Pull every line containing the word "true" from the records.

=-=-=-=-=

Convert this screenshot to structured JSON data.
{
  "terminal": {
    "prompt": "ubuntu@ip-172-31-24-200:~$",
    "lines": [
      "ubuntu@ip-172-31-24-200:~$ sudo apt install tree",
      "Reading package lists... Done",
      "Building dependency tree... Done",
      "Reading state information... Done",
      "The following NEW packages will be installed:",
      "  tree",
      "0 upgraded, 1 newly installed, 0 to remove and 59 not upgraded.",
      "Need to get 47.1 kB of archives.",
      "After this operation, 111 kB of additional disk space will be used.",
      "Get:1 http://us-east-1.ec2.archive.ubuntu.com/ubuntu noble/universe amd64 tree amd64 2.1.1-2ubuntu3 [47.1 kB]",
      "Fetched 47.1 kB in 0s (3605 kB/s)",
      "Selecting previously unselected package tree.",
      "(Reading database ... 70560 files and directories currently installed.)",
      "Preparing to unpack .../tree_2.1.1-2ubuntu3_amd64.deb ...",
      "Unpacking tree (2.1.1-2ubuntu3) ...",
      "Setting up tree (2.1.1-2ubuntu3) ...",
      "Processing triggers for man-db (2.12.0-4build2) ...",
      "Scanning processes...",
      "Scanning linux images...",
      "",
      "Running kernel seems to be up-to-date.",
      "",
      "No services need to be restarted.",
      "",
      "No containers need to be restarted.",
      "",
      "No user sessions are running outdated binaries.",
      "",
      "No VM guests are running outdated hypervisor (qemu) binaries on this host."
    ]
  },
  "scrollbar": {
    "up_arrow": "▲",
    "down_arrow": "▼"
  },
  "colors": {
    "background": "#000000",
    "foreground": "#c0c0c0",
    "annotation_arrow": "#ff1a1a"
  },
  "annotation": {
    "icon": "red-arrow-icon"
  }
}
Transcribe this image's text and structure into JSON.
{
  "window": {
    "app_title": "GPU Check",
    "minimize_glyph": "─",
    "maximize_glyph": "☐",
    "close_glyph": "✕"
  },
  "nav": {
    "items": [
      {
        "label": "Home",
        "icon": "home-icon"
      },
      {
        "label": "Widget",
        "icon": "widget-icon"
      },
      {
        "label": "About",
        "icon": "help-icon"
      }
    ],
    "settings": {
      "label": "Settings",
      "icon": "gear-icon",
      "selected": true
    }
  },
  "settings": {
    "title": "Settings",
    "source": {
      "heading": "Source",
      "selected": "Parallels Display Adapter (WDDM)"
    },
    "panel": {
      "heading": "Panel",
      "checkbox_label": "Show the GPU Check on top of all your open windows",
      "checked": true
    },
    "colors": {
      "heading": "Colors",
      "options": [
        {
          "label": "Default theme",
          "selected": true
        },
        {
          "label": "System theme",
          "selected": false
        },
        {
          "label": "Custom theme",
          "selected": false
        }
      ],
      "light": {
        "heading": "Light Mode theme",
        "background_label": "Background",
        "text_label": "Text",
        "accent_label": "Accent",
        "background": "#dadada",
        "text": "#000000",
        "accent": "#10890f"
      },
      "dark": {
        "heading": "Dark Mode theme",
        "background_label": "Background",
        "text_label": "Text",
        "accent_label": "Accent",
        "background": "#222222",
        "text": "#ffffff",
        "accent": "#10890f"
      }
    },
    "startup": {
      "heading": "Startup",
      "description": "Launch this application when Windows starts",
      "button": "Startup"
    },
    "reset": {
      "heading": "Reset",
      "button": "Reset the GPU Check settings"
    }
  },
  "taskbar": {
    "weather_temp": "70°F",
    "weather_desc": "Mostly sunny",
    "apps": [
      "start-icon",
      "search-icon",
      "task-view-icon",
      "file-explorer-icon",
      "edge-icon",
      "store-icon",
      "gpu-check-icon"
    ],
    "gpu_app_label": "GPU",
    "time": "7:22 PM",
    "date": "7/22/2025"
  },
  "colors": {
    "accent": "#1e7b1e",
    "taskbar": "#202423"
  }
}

=-=-=-=-=

● **Answer to the exercise**:
      "selected": true
      "checked": true
          "selected": true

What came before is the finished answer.